**RECORDS FOR PROCESSING**

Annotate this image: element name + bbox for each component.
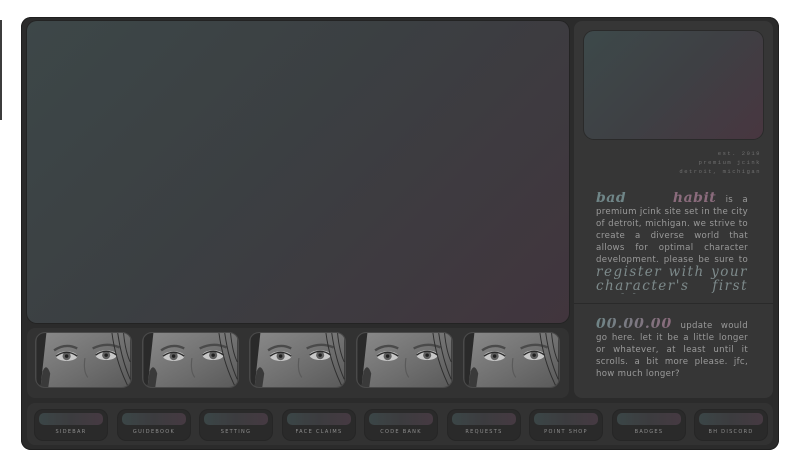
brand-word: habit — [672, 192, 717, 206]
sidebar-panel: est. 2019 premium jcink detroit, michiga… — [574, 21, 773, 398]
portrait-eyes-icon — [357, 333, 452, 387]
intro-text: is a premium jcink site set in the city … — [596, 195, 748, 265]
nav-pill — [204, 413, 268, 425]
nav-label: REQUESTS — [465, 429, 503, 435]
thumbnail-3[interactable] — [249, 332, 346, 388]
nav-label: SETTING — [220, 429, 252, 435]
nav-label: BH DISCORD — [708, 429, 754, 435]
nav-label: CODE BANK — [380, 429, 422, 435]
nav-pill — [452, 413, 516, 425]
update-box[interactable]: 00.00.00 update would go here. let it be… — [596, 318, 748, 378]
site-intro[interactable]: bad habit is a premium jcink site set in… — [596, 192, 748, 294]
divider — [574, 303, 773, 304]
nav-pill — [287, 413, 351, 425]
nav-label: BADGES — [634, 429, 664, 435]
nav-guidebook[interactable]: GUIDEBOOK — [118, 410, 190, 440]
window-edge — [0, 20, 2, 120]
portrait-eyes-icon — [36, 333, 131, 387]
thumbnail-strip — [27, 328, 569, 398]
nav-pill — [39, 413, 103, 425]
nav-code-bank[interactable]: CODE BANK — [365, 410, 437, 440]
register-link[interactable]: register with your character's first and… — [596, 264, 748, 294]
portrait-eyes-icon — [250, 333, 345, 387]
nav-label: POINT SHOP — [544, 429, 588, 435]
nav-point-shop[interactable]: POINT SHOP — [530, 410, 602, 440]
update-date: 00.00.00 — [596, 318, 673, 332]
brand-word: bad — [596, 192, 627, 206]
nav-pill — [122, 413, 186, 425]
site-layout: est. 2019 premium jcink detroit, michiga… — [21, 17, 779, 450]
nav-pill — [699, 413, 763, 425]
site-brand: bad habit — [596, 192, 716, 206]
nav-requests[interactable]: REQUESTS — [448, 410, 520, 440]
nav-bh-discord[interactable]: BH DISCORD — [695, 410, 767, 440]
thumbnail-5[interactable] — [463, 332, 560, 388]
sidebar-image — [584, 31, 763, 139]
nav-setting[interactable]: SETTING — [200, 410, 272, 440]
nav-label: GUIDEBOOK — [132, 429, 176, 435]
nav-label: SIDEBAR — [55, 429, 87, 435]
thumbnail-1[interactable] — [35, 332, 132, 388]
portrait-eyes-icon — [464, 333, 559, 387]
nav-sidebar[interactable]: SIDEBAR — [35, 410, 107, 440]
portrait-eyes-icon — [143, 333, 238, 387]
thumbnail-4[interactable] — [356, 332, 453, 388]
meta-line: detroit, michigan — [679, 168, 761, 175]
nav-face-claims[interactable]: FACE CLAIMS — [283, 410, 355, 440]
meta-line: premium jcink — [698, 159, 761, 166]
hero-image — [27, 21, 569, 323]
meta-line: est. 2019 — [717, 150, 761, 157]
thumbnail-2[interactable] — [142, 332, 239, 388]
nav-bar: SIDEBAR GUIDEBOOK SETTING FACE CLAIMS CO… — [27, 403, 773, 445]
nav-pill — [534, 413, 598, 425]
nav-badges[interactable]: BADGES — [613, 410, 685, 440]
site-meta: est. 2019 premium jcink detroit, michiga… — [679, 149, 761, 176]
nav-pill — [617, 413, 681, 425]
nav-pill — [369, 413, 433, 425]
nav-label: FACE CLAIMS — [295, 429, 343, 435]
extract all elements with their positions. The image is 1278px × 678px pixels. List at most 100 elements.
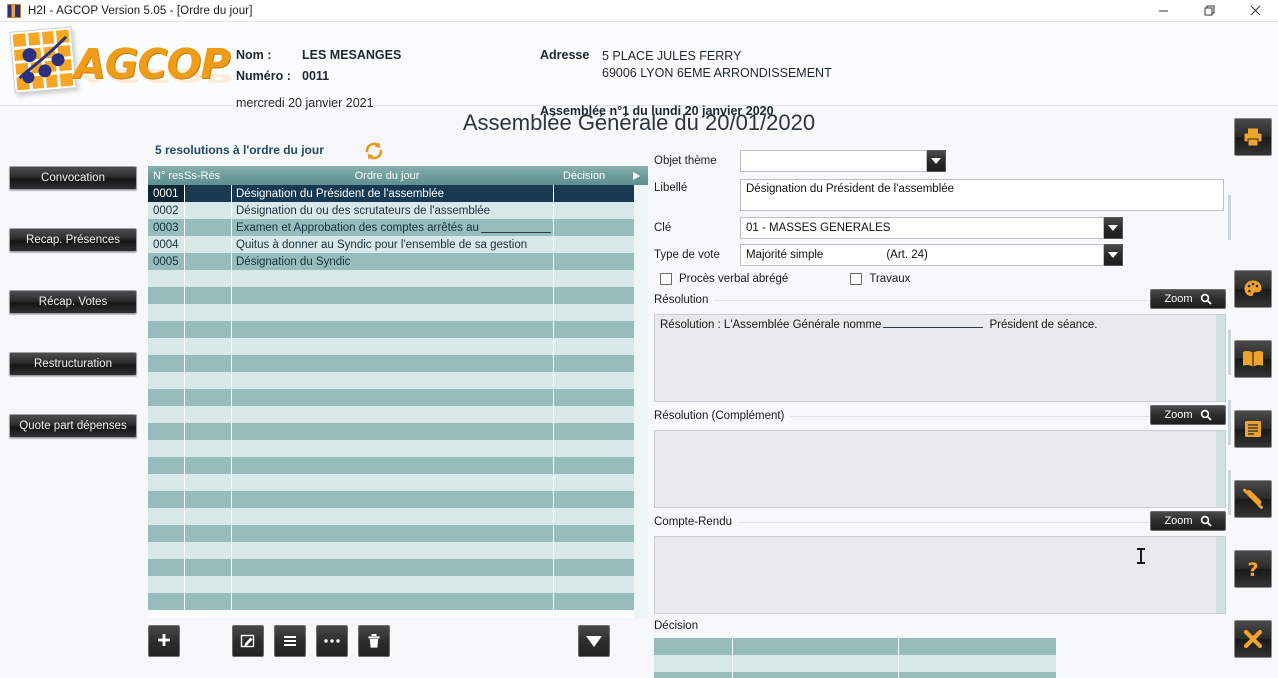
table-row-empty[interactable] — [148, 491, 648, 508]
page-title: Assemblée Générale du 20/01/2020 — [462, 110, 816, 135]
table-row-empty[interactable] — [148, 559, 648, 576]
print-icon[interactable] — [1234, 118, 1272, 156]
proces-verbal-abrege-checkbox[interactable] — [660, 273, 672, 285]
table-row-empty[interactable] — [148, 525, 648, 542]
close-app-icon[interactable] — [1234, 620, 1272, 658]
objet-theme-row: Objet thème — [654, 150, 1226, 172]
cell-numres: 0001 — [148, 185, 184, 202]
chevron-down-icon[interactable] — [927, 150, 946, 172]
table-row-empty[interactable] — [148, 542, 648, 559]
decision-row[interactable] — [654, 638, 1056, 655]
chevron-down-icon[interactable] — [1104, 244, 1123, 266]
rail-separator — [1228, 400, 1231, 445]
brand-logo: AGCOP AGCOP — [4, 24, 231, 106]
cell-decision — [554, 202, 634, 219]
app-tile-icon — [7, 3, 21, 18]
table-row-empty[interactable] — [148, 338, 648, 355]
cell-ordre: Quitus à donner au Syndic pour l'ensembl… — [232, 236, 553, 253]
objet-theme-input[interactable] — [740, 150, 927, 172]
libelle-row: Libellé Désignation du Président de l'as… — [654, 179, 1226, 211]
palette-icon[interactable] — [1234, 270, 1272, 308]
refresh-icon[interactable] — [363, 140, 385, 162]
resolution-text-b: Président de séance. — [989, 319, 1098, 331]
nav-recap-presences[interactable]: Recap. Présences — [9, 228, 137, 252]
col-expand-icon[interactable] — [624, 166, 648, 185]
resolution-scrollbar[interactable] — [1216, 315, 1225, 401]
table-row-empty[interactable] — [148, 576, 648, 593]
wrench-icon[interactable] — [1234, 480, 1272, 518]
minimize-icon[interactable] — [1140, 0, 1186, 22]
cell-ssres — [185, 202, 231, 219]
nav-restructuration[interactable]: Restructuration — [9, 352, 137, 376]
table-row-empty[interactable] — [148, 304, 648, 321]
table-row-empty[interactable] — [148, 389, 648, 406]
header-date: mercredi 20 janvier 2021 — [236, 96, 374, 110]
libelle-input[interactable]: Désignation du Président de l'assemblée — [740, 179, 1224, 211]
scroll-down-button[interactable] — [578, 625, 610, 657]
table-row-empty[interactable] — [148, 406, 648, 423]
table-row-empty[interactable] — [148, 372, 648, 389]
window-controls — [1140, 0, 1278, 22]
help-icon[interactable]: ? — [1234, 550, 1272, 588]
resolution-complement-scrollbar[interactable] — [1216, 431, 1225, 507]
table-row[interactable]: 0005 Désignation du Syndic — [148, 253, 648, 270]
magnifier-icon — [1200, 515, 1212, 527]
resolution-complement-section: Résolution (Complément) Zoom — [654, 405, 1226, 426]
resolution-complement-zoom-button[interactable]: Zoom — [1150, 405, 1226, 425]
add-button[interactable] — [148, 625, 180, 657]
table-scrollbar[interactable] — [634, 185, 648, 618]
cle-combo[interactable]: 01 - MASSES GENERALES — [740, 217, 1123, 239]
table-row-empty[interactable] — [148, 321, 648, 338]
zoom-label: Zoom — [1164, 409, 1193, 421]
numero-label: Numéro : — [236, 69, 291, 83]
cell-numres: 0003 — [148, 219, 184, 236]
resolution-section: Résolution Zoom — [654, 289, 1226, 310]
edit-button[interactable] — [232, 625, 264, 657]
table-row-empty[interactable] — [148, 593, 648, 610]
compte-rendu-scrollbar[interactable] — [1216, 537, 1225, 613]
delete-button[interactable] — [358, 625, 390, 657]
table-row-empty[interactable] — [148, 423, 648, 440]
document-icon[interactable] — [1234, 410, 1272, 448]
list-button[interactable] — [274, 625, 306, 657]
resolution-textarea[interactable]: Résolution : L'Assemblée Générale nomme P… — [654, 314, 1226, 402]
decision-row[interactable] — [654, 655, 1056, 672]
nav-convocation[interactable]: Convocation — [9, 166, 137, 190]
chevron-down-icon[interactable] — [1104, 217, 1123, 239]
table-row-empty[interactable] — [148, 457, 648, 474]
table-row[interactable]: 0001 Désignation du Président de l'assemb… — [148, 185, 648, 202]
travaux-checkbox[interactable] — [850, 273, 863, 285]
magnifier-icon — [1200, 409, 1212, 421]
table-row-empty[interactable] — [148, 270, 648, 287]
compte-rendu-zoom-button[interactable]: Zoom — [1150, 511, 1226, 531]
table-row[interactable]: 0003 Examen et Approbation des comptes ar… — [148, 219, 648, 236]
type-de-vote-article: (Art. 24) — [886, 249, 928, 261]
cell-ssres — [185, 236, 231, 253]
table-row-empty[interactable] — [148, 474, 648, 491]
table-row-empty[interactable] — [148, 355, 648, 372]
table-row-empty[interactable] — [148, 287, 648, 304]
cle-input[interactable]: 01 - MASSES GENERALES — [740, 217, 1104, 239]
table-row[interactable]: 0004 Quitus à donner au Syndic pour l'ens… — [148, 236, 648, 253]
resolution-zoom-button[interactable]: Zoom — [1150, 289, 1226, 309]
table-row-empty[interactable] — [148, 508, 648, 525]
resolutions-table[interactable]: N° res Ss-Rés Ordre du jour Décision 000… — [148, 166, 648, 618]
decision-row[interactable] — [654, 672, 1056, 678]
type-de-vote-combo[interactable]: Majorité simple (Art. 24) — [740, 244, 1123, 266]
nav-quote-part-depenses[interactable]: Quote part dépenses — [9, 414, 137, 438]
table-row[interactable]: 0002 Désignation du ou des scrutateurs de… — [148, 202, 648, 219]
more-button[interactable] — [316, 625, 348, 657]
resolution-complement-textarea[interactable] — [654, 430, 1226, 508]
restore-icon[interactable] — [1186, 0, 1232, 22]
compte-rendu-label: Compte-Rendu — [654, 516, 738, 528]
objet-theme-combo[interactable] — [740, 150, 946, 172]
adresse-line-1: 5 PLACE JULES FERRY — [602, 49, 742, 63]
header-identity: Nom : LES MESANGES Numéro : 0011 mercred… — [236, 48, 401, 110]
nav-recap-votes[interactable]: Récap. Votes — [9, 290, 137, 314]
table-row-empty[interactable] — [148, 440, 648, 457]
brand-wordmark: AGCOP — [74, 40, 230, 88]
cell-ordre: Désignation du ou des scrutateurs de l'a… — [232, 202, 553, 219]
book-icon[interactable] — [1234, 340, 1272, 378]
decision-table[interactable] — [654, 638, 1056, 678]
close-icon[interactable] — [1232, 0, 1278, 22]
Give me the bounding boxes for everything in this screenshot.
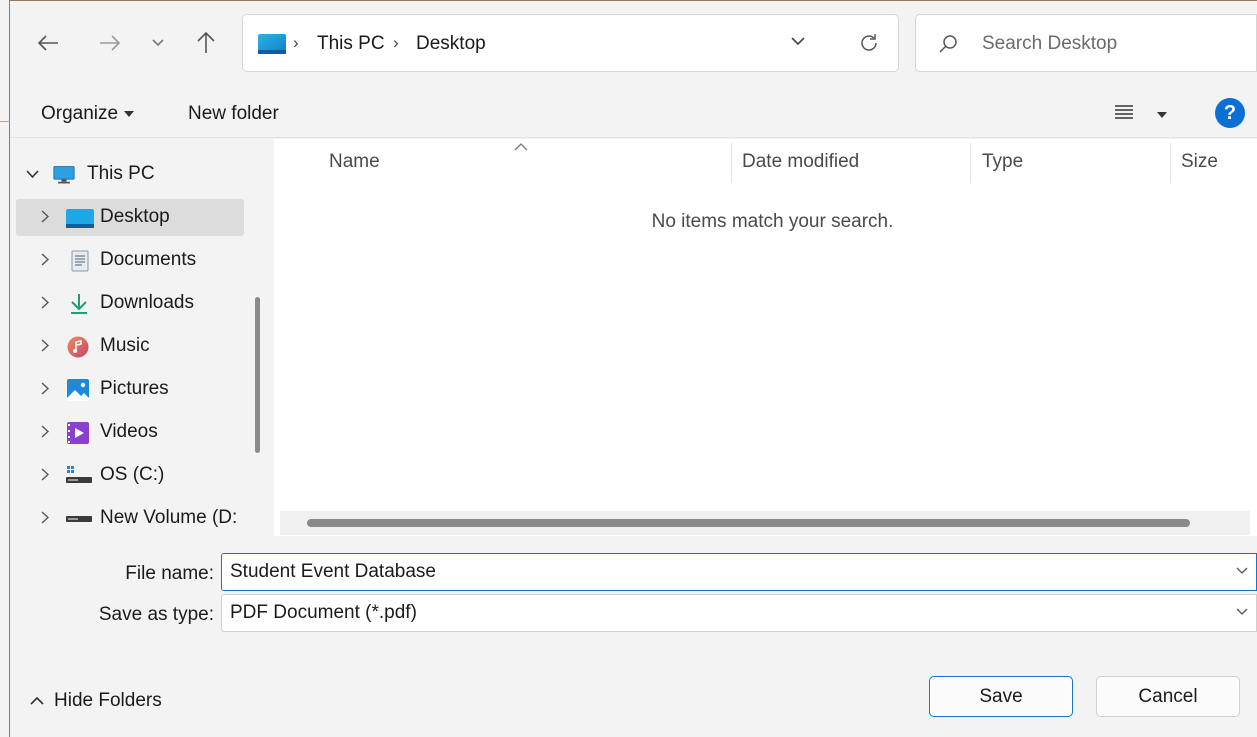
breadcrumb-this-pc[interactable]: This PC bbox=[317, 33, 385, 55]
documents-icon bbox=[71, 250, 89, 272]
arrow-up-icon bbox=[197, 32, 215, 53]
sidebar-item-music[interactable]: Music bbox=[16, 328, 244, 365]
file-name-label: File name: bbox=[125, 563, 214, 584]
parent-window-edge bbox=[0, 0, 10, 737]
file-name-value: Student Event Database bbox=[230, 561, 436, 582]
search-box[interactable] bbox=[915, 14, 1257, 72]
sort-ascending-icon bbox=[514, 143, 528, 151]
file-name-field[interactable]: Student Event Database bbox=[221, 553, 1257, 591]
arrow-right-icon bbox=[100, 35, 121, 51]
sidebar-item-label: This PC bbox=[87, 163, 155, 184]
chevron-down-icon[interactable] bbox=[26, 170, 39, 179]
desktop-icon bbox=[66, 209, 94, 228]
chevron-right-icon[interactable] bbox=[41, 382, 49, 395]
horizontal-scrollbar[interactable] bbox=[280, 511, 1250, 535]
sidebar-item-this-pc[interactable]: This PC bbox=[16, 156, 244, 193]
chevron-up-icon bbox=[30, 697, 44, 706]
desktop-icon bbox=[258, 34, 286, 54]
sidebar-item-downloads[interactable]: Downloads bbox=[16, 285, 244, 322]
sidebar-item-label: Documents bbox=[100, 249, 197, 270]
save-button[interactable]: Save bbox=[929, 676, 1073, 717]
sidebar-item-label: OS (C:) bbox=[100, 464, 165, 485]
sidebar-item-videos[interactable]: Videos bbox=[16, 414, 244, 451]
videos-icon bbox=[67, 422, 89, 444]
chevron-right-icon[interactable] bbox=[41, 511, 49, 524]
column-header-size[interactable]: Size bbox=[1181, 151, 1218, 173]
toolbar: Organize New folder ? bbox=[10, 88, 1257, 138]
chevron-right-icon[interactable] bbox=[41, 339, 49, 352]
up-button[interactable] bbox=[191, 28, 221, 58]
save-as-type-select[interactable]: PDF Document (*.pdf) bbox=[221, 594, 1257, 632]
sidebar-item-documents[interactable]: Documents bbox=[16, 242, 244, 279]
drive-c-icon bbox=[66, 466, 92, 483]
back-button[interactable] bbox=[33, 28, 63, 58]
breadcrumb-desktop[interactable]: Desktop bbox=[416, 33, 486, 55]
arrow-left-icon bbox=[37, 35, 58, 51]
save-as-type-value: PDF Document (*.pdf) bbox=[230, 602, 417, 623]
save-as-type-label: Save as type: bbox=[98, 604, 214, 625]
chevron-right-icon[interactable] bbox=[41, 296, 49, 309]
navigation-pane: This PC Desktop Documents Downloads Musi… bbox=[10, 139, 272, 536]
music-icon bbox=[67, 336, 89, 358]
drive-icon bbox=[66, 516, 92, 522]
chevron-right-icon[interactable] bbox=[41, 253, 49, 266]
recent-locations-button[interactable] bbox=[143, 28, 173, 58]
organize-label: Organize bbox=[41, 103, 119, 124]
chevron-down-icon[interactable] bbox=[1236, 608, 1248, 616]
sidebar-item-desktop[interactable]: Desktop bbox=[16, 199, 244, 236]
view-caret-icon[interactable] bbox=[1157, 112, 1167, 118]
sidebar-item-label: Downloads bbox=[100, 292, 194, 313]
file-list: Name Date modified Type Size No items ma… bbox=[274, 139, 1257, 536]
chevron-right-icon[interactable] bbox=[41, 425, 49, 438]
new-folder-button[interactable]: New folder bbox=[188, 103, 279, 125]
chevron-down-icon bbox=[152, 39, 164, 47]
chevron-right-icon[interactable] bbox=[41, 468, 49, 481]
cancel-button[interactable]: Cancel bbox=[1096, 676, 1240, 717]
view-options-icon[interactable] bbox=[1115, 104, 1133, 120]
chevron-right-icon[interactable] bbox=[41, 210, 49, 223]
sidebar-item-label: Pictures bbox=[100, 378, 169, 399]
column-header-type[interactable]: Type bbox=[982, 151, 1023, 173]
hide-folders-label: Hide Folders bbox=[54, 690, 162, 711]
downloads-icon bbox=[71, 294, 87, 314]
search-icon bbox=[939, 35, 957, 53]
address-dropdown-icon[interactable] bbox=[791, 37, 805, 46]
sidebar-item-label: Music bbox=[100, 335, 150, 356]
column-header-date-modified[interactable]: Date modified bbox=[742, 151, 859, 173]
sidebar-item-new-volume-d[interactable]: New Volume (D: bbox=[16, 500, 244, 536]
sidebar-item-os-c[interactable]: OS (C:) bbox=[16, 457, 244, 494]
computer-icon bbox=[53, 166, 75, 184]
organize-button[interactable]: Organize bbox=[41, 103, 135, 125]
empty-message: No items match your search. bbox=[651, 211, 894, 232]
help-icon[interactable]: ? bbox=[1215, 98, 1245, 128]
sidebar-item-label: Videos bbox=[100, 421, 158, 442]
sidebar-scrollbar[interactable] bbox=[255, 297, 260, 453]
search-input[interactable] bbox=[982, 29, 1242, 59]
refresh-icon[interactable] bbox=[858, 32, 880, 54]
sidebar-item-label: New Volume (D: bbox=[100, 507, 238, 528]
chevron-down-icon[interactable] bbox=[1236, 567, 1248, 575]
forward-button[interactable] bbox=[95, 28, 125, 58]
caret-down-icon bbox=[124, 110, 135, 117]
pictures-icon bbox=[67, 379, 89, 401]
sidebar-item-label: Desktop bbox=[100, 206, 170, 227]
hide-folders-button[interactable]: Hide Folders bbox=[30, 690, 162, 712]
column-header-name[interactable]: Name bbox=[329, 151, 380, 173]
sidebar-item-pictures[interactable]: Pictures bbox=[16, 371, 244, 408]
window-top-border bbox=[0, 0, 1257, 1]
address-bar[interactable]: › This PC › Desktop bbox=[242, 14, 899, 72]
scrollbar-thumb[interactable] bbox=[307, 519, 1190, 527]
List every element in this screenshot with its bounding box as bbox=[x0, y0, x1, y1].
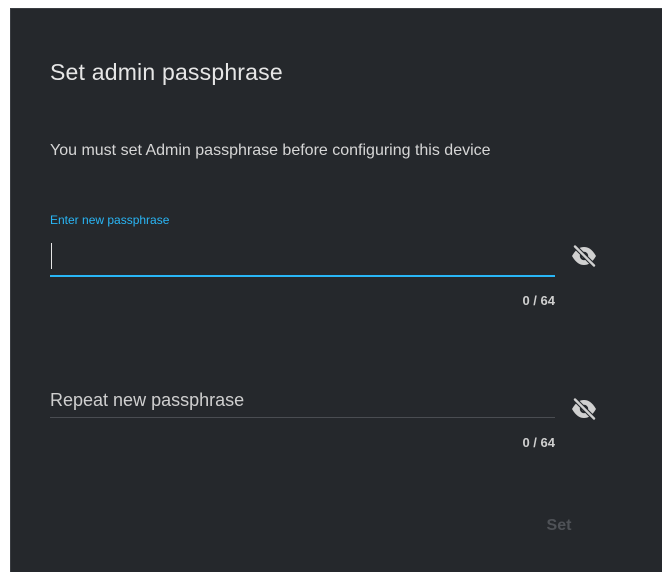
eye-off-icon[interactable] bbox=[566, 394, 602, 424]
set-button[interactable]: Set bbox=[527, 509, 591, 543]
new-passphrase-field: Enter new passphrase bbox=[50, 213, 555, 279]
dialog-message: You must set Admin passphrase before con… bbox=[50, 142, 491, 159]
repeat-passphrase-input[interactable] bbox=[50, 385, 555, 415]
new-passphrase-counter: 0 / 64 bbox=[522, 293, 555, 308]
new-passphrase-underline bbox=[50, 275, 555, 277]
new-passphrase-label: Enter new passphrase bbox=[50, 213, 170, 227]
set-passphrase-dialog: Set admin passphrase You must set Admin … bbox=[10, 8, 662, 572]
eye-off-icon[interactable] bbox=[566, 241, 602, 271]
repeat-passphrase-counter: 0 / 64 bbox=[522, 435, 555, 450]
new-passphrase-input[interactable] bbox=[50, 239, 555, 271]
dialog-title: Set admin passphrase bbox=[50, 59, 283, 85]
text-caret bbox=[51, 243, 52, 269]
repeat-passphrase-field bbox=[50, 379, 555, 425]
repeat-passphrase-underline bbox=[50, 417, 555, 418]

**GIVEN PROBLEM**
Copy out the lines from the one with "brand-word: habit — [672, 192, 717, 206]" up to and including the one with "thumbnail-1[interactable] — [35, 332, 132, 388]", verbatim.

**WRITTEN RESPONSE**
brand-word: habit — [672, 192, 717, 206]
sidebar-panel: est. 2019 premium jcink detroit, michiga… — [574, 21, 773, 398]
portrait-eyes-icon — [357, 333, 452, 387]
intro-text: is a premium jcink site set in the city … — [596, 195, 748, 265]
nav-pill — [204, 413, 268, 425]
nav-label: REQUESTS — [465, 429, 503, 435]
thumbnail-3[interactable] — [249, 332, 346, 388]
nav-label: SETTING — [220, 429, 252, 435]
nav-label: BH DISCORD — [708, 429, 754, 435]
nav-label: CODE BANK — [380, 429, 422, 435]
nav-pill — [452, 413, 516, 425]
update-box[interactable]: 00.00.00 update would go here. let it be… — [596, 318, 748, 378]
site-intro[interactable]: bad habit is a premium jcink site set in… — [596, 192, 748, 294]
divider — [574, 303, 773, 304]
nav-pill — [287, 413, 351, 425]
nav-label: BADGES — [634, 429, 664, 435]
nav-guidebook[interactable]: GUIDEBOOK — [118, 410, 190, 440]
window-edge — [0, 20, 2, 120]
portrait-eyes-icon — [36, 333, 131, 387]
thumbnail-strip — [27, 328, 569, 398]
nav-pill — [39, 413, 103, 425]
nav-code-bank[interactable]: CODE BANK — [365, 410, 437, 440]
register-link[interactable]: register with your character's first and… — [596, 264, 748, 294]
portrait-eyes-icon — [250, 333, 345, 387]
nav-label: POINT SHOP — [544, 429, 588, 435]
nav-point-shop[interactable]: POINT SHOP — [530, 410, 602, 440]
update-date: 00.00.00 — [596, 318, 673, 332]
brand-word: bad — [596, 192, 627, 206]
nav-pill — [122, 413, 186, 425]
site-layout: est. 2019 premium jcink detroit, michiga… — [21, 17, 779, 450]
nav-pill — [699, 413, 763, 425]
site-brand: bad habit — [596, 192, 716, 206]
nav-requests[interactable]: REQUESTS — [448, 410, 520, 440]
nav-bh-discord[interactable]: BH DISCORD — [695, 410, 767, 440]
thumbnail-5[interactable] — [463, 332, 560, 388]
sidebar-image — [584, 31, 763, 139]
nav-setting[interactable]: SETTING — [200, 410, 272, 440]
nav-label: GUIDEBOOK — [132, 429, 176, 435]
nav-label: SIDEBAR — [55, 429, 87, 435]
thumbnail-1[interactable] — [35, 332, 132, 388]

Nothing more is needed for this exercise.